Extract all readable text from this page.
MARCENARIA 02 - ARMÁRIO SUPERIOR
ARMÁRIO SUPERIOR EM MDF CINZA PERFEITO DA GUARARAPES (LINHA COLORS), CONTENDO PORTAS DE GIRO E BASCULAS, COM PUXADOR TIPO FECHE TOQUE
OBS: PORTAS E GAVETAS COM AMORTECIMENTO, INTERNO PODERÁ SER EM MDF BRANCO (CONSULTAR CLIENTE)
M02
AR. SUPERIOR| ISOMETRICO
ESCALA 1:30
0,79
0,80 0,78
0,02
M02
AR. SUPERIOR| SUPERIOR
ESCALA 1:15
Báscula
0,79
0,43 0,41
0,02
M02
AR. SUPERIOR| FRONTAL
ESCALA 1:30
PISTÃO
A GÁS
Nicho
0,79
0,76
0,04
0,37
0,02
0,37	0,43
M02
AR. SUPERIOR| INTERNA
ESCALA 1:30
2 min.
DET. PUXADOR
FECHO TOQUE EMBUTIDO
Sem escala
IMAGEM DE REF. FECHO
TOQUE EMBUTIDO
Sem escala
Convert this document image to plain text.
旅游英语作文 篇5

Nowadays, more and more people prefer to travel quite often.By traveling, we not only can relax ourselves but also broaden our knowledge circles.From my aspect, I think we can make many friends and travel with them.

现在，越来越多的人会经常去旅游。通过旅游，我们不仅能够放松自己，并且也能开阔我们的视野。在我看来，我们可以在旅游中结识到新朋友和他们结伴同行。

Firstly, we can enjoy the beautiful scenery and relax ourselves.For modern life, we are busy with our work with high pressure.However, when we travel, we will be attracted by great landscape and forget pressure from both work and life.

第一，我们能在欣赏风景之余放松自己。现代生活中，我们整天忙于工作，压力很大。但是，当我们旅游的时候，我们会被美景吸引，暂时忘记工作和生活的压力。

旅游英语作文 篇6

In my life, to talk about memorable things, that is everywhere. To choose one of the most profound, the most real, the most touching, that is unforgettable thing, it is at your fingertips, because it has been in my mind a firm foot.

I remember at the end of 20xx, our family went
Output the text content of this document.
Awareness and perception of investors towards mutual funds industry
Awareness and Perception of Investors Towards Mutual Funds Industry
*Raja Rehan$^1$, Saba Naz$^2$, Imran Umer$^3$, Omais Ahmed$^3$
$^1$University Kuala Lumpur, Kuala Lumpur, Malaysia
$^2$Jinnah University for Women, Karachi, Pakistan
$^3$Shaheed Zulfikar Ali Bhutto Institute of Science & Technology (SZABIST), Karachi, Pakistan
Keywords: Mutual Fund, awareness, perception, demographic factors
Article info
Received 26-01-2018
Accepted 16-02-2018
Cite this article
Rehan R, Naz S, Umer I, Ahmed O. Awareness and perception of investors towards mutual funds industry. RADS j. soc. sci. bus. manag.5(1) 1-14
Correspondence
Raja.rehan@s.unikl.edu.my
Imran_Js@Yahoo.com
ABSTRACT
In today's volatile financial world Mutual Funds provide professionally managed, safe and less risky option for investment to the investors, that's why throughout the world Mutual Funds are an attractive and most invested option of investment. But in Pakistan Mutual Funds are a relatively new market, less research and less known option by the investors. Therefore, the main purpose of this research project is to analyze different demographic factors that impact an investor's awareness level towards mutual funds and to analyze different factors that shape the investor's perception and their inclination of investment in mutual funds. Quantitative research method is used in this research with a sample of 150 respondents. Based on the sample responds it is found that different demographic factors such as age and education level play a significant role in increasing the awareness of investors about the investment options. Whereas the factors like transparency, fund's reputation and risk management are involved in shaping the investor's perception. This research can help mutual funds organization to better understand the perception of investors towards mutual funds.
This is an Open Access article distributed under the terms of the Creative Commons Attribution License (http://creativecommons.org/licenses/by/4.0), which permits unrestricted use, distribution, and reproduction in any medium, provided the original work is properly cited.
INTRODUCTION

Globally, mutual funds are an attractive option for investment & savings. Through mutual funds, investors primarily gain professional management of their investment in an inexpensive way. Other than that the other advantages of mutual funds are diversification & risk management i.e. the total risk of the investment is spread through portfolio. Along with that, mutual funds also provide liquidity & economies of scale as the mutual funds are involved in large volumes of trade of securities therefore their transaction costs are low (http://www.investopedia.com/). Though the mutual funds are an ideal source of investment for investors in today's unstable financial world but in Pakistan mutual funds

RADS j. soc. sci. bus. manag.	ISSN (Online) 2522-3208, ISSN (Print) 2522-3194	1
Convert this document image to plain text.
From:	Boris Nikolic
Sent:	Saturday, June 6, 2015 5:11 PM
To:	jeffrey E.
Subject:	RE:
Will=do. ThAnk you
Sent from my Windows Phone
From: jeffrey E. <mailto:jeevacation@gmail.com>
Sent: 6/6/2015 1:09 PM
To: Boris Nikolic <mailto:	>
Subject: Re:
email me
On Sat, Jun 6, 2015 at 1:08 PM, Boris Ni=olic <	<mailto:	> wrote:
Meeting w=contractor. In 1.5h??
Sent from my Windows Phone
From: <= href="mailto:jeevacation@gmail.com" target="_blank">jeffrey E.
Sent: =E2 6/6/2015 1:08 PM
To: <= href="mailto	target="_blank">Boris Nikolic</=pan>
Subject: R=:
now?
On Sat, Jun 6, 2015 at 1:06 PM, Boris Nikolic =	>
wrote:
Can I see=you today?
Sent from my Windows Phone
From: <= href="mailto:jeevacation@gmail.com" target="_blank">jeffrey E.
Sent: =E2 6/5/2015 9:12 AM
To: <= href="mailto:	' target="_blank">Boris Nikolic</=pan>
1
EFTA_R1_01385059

************

### Problem requirements
Reproduce every line of the listing above in which the string "life" appears.

### The reply
Firstly, we can enjoy the beautiful scenery and relax ourselves.For modern life, we are busy with our work with high pressure.However, when we travel, we will be attracted by great landscape and forget pressure from both work and life.
In my life, to talk about memorable things, that is everywhere. To choose one of the most profound, the most real, the most touching, that is unforgettable thing, it is at your fingertips, because it has been in my mind a firm foot.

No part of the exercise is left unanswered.